### Task
Pull every line holding the string "hands" from the records below.

BEGIN Entries shown

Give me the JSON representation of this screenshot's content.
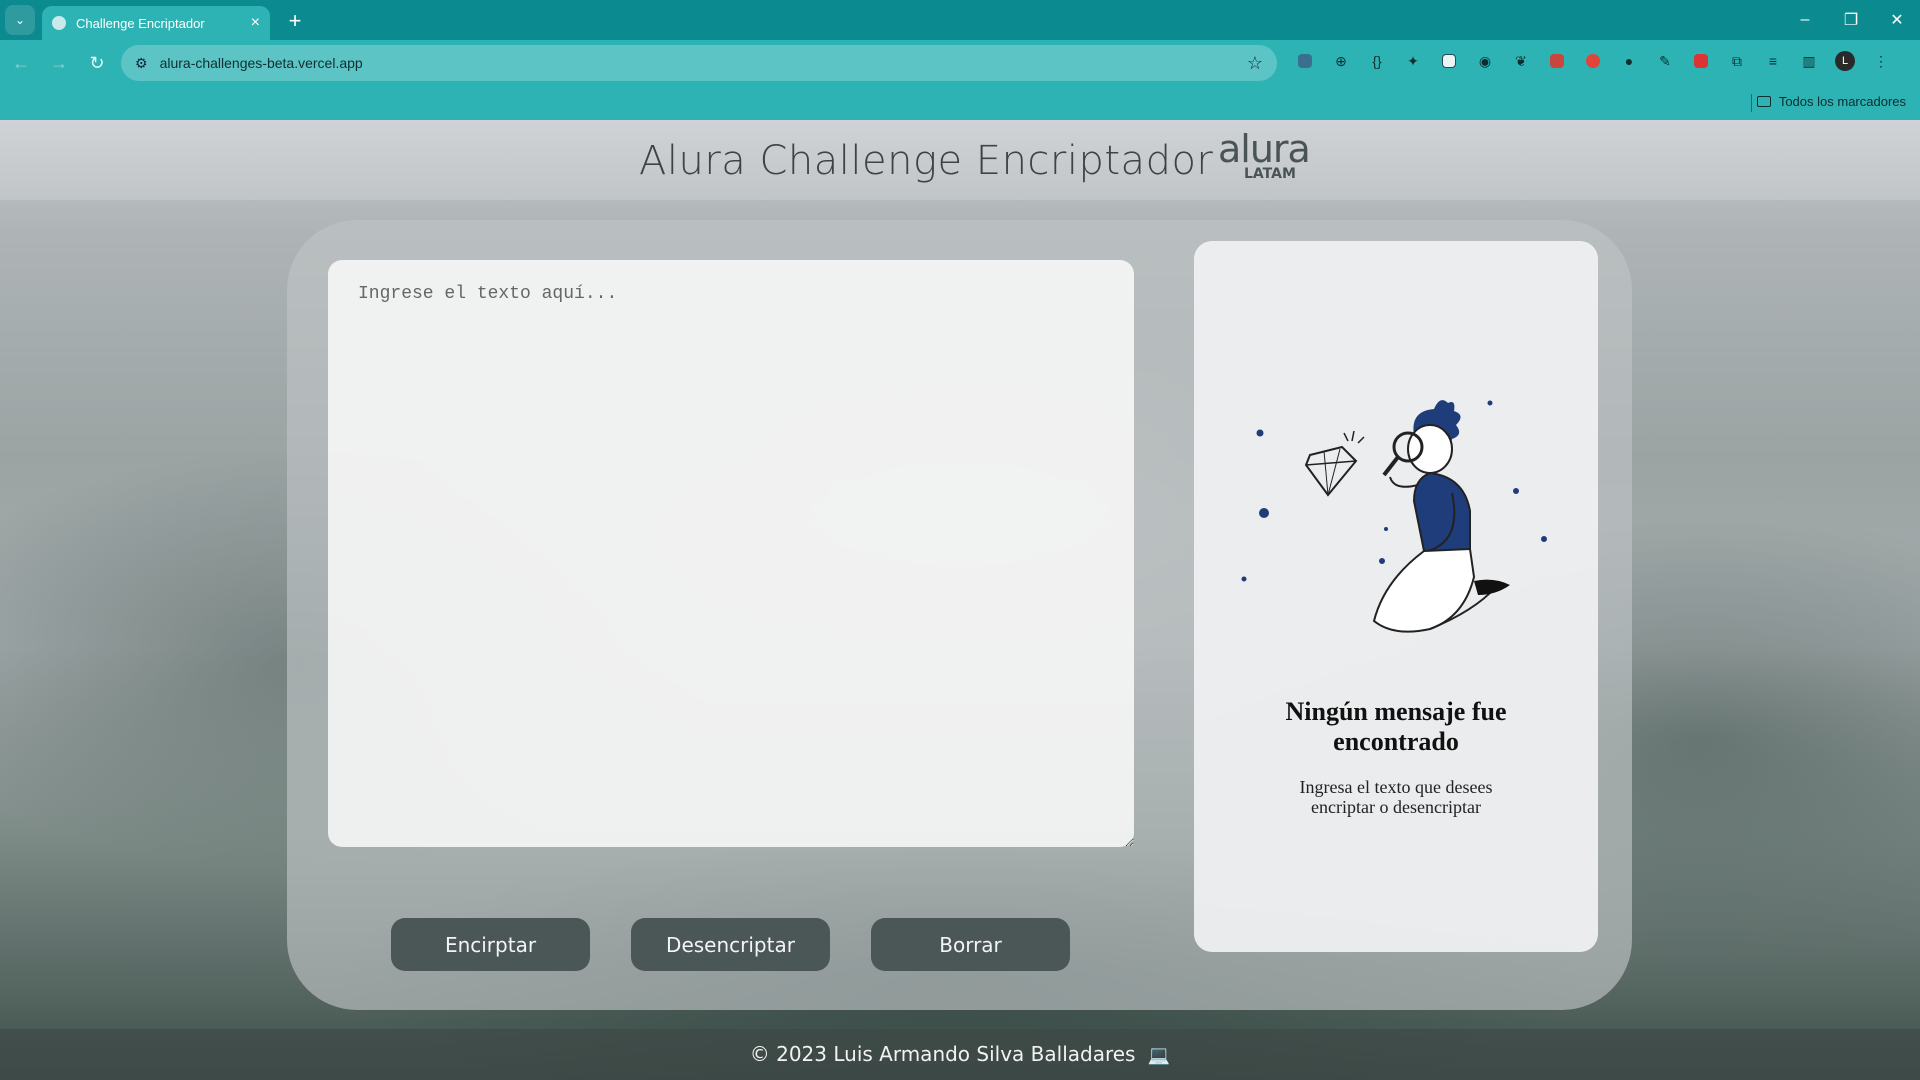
{
  "browser": {
    "tab_title": "Challenge Encriptador",
    "url": "alura-challenges-beta.vercel.app",
    "bookmarks_label": "Todos los marcadores",
    "profile_initial": "L"
  },
  "header": {
    "title": "Alura Challenge Encriptador",
    "logo_word": "alura",
    "logo_sub": "LATAM"
  },
  "input": {
    "placeholder": "Ingrese el texto aquí..."
  },
  "buttons": {
    "encrypt": "Encirptar",
    "decrypt": "Desencriptar",
    "clear": "Borrar"
  },
  "result": {
    "title": "Ningún mensaje fue encontrado",
    "subtitle": "Ingresa el texto que desees encriptar o desencriptar"
  },
  "footer": {
    "text": "© 2023 Luis Armando Silva Balladares"
  },
  "colors": {
    "chrome_dark": "#0b8a8f",
    "chrome_light": "#2eb3b5",
    "button_bg": "#4b5656",
    "illustration_blue": "#1f3d7a"
  }
}
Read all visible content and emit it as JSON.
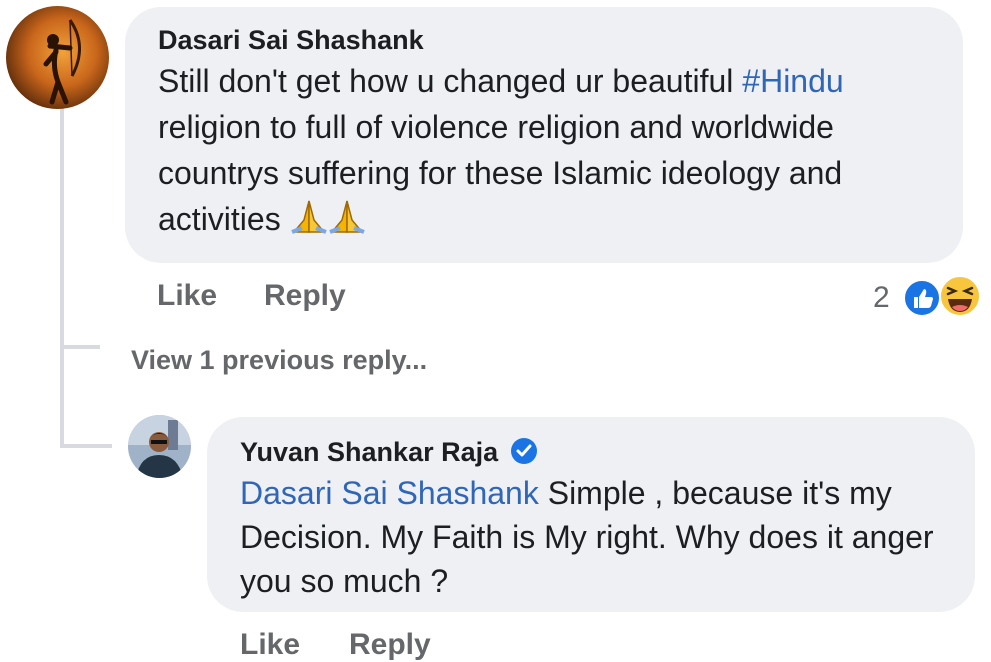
{
  "comment1": {
    "author": "Dasari Sai Shashank",
    "text_before": "Still don't get how u changed ur beautiful ",
    "hashtag": "#Hindu",
    "text_after": " religion to full of violence religion and worldwide countrys suffering for these Islamic ideology and activities",
    "emoji_icons": [
      "folded-hands-icon",
      "folded-hands-icon"
    ],
    "like_label": "Like",
    "reply_label": "Reply",
    "reaction_count": "2",
    "reaction_icons": [
      "like-reaction-icon",
      "haha-reaction-icon"
    ]
  },
  "view_previous": "View 1 previous reply...",
  "reply1": {
    "author": "Yuvan Shankar Raja",
    "verified_icon": "verified-badge-icon",
    "mention": "Dasari Sai Shashank",
    "text": " Simple , because it's my Decision. My Faith is My right. Why does it anger you so much ?",
    "like_label": "Like",
    "reply_label": "Reply"
  },
  "colors": {
    "bubble": "#eef0f3",
    "link": "#2f66b8",
    "meta": "#65676b",
    "verified": "#1b74e4"
  }
}
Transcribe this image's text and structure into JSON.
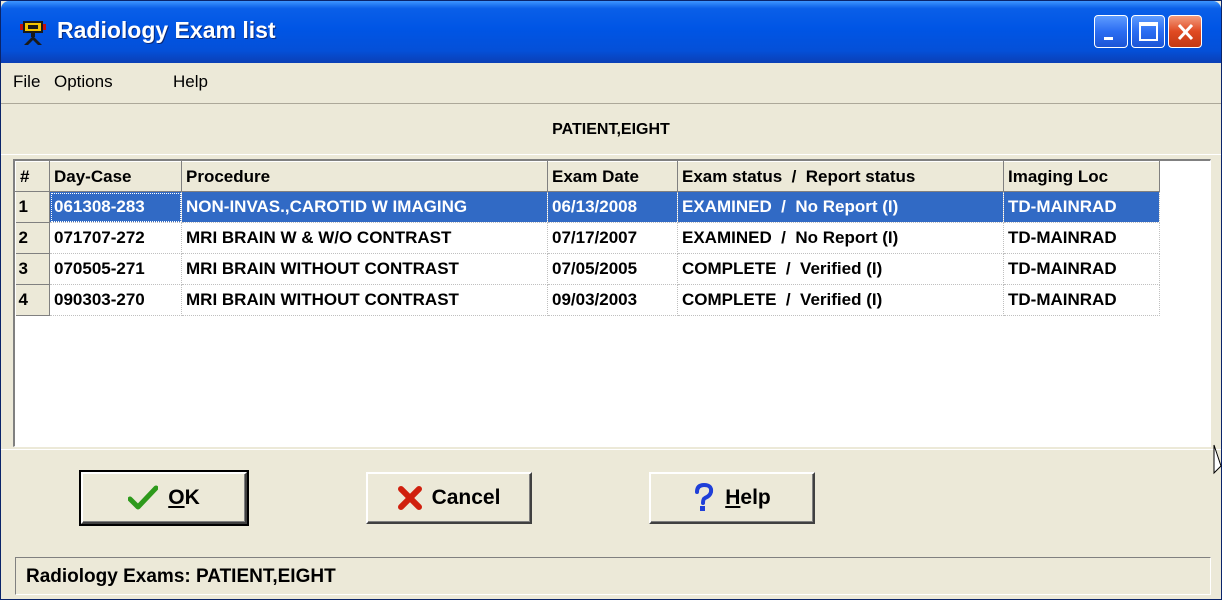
{
  "window": {
    "title": "Radiology Exam list",
    "icon": "radiology-app-icon",
    "controls": [
      "minimize-icon",
      "maximize-icon",
      "close-icon"
    ]
  },
  "menu": {
    "file": "File",
    "options": "Options",
    "help": "Help"
  },
  "patient": {
    "name": "PATIENT,EIGHT"
  },
  "table": {
    "columns": [
      "#",
      "Day-Case",
      "Procedure",
      "Exam Date",
      "Exam status  /  Report status",
      "Imaging Loc"
    ],
    "rows": [
      {
        "num": "1",
        "day_case": "061308-283",
        "procedure": "NON-INVAS.,CAROTID W IMAGING",
        "exam_date": "06/13/2008",
        "status": "EXAMINED  /  No Report (I)",
        "imaging_loc": "TD-MAINRAD"
      },
      {
        "num": "2",
        "day_case": "071707-272",
        "procedure": "MRI BRAIN W & W/O CONTRAST",
        "exam_date": "07/17/2007",
        "status": "EXAMINED  /  No Report (I)",
        "imaging_loc": "TD-MAINRAD"
      },
      {
        "num": "3",
        "day_case": "070505-271",
        "procedure": "MRI BRAIN WITHOUT CONTRAST",
        "exam_date": "07/05/2005",
        "status": "COMPLETE  /  Verified (I)",
        "imaging_loc": "TD-MAINRAD"
      },
      {
        "num": "4",
        "day_case": "090303-270",
        "procedure": "MRI BRAIN WITHOUT CONTRAST",
        "exam_date": "09/03/2003",
        "status": "COMPLETE  /  Verified (I)",
        "imaging_loc": "TD-MAINRAD"
      }
    ],
    "selected_row": "1"
  },
  "buttons": {
    "ok": {
      "mnemonic": "O",
      "rest": "K",
      "icon": "checkmark-icon"
    },
    "cancel": {
      "label": "Cancel",
      "icon": "x-icon"
    },
    "help": {
      "mnemonic": "H",
      "rest": "elp",
      "icon": "question-mark-icon"
    }
  },
  "status": {
    "text": "Radiology Exams: PATIENT,EIGHT"
  },
  "colors": {
    "titlebar": "#0055e5",
    "selection": "#316ac5",
    "window_bg": "#ece9d8",
    "check_green": "#2e9a1c",
    "cancel_red": "#d0200e",
    "help_blue": "#1f3fd8"
  }
}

END Entries shown

### Solution to this problem
      "folded-hands-icon",
      "folded-hands-icon"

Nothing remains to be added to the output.